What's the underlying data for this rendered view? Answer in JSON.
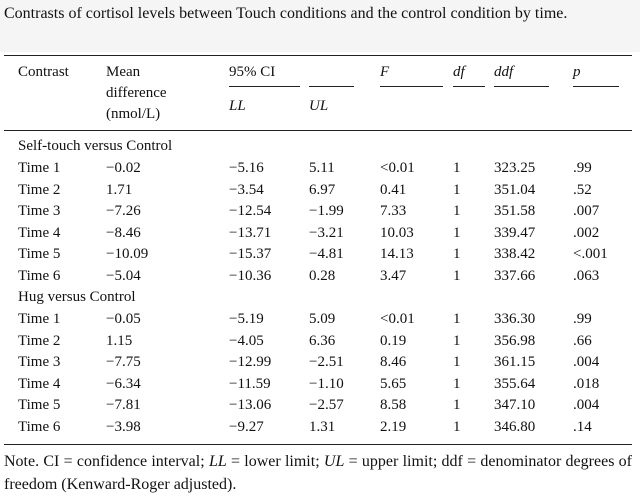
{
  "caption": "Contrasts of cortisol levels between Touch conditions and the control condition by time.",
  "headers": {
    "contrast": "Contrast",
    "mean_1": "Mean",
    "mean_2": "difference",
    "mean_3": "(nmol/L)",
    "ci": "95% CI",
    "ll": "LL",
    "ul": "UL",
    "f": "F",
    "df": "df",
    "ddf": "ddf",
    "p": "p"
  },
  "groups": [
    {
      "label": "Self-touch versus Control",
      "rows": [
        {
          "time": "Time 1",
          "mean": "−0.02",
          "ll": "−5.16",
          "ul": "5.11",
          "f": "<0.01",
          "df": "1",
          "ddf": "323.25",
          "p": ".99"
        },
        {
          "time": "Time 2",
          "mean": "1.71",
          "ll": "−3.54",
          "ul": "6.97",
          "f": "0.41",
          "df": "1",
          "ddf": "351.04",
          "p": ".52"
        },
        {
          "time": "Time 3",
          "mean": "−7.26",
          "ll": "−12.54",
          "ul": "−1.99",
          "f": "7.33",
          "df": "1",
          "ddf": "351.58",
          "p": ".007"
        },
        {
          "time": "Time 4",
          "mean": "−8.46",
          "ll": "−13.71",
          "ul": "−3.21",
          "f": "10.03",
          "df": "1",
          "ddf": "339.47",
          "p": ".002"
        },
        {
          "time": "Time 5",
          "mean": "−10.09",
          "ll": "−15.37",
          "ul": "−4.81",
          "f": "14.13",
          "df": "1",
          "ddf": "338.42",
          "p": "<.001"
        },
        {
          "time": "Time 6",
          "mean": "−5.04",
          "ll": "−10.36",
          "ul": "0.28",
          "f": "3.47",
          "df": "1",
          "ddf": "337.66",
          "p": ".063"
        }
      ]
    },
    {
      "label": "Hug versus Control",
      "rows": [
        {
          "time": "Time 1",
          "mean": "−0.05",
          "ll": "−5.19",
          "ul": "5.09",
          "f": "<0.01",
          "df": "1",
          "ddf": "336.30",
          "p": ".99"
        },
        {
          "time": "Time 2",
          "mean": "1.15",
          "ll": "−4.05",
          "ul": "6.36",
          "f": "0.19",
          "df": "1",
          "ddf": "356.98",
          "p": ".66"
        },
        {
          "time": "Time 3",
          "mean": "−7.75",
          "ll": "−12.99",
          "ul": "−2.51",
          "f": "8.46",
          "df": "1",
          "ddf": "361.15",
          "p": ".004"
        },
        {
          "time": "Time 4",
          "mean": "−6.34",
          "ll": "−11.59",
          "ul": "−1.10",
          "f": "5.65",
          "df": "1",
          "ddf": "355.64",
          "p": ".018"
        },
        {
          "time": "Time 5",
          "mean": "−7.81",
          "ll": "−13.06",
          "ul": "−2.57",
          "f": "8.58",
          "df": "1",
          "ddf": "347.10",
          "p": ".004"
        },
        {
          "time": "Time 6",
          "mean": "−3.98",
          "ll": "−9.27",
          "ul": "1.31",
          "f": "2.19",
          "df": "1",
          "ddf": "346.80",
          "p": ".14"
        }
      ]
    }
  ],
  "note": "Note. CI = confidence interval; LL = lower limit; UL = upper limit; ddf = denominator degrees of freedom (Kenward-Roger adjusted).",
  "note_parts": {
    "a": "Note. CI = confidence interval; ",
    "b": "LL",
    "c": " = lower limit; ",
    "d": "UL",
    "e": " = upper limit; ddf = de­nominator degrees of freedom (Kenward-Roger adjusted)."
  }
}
§ §
To do.
Each line that holds the word "limit" should be extracted from the records.

Finished task.
  "note": "Note. CI = confidence interval; LL = lower limit; UL = upper limit; ddf = denominator degrees of freedom (Kenward-Roger adjusted).",
    "c": " = lower limit; ",
    "e": " = upper limit; ddf = de­nominator degrees of freedom (Kenward-Roger adjusted)."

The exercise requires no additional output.